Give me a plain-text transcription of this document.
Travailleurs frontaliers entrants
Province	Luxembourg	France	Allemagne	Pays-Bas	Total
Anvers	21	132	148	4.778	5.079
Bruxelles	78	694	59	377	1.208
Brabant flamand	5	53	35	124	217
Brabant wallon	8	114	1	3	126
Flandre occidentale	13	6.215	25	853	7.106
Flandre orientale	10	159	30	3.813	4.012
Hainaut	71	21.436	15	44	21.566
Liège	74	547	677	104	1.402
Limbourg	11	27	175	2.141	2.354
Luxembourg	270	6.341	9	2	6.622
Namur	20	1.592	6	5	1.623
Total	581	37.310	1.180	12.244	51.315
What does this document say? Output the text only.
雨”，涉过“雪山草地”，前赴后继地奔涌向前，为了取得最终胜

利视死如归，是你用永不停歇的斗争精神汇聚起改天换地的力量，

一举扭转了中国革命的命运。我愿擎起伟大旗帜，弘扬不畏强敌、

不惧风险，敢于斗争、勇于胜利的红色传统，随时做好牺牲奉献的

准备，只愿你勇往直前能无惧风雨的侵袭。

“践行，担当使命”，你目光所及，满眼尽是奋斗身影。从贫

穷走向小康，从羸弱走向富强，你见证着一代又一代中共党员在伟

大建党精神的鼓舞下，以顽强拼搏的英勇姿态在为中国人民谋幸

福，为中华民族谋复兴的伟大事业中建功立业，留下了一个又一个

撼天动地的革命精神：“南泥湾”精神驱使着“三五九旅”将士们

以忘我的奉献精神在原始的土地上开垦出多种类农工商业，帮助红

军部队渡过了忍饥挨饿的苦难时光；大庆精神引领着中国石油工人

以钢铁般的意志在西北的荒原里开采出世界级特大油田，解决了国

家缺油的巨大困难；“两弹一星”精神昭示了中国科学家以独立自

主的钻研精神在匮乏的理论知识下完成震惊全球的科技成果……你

■ **WRITTEN EXERCISE**: Output all of the data again. Match it exactly.

■ **FINISHED EXERCISE**:
Give me a plain-text transcription of this document.
Travailleurs frontaliers entrants
Province	Luxembourg	France	Allemagne	Pays-Bas	Total
Anvers	21	132	148	4.778	5.079
Bruxelles	78	694	59	377	1.208
Brabant flamand	5	53	35	124	217
Brabant wallon	8	114	1	3	126
Flandre occidentale	13	6.215	25	853	7.106
Flandre orientale	10	159	30	3.813	4.012
Hainaut	71	21.436	15	44	21.566
Liège	74	547	677	104	1.402
Limbourg	11	27	175	2.141	2.354
Luxembourg	270	6.341	9	2	6.622
Namur	20	1.592	6	5	1.623
Total	581	37.310	1.180	12.244	51.315
What does this document say? Output the text only.
雨”，涉过“雪山草地”，前赴后继地奔涌向前，为了取得最终胜

利视死如归，是你用永不停歇的斗争精神汇聚起改天换地的力量，

一举扭转了中国革命的命运。我愿擎起伟大旗帜，弘扬不畏强敌、

不惧风险，敢于斗争、勇于胜利的红色传统，随时做好牺牲奉献的

准备，只愿你勇往直前能无惧风雨的侵袭。

“践行，担当使命”，你目光所及，满眼尽是奋斗身影。从贫

穷走向小康，从羸弱走向富强，你见证着一代又一代中共党员在伟

大建党精神的鼓舞下，以顽强拼搏的英勇姿态在为中国人民谋幸

福，为中华民族谋复兴的伟大事业中建功立业，留下了一个又一个

撼天动地的革命精神：“南泥湾”精神驱使着“三五九旅”将士们

以忘我的奉献精神在原始的土地上开垦出多种类农工商业，帮助红

军部队渡过了忍饥挨饿的苦难时光；大庆精神引领着中国石油工人

以钢铁般的意志在西北的荒原里开采出世界级特大油田，解决了国

家缺油的巨大困难；“两弹一星”精神昭示了中国科学家以独立自

主的钻研精神在匮乏的理论知识下完成震惊全球的科技成果……你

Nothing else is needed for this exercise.